— Start —

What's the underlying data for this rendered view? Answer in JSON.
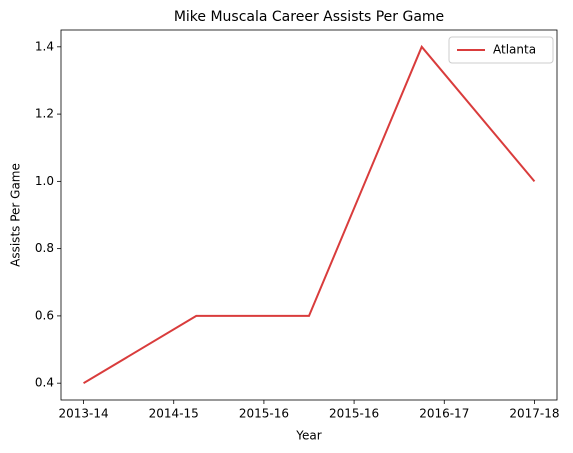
{
  "chart_data": {
    "type": "line",
    "title": "Mike Muscala Career Assists Per Game",
    "xlabel": "Year",
    "ylabel": "Assists Per Game",
    "x": [
      0,
      1,
      2,
      3,
      4
    ],
    "series": [
      {
        "name": "Atlanta",
        "color": "#d93c3c",
        "values": [
          0.4,
          0.6,
          0.6,
          1.4,
          1.0
        ]
      }
    ],
    "xlim": [
      -0.2,
      4.2
    ],
    "xticks": [
      {
        "value": 0,
        "label": "2013-14"
      },
      {
        "value": 0.8,
        "label": "2014-15"
      },
      {
        "value": 1.6,
        "label": "2015-16"
      },
      {
        "value": 2.4,
        "label": "2015-16"
      },
      {
        "value": 3.2,
        "label": "2016-17"
      },
      {
        "value": 4.0,
        "label": "2017-18"
      }
    ],
    "ylim": [
      0.35,
      1.45
    ],
    "yticks": [
      {
        "value": 0.4,
        "label": "0.4"
      },
      {
        "value": 0.6,
        "label": "0.6"
      },
      {
        "value": 0.8,
        "label": "0.8"
      },
      {
        "value": 1.0,
        "label": "1.0"
      },
      {
        "value": 1.2,
        "label": "1.2"
      },
      {
        "value": 1.4,
        "label": "1.4"
      }
    ],
    "legend": "upper right"
  }
}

— End —

PROBLEM STATEMENT ▸ Some lines of the data above may hold the word "Game"; report how many do, and nothing else.

THE RESULT ▸ 2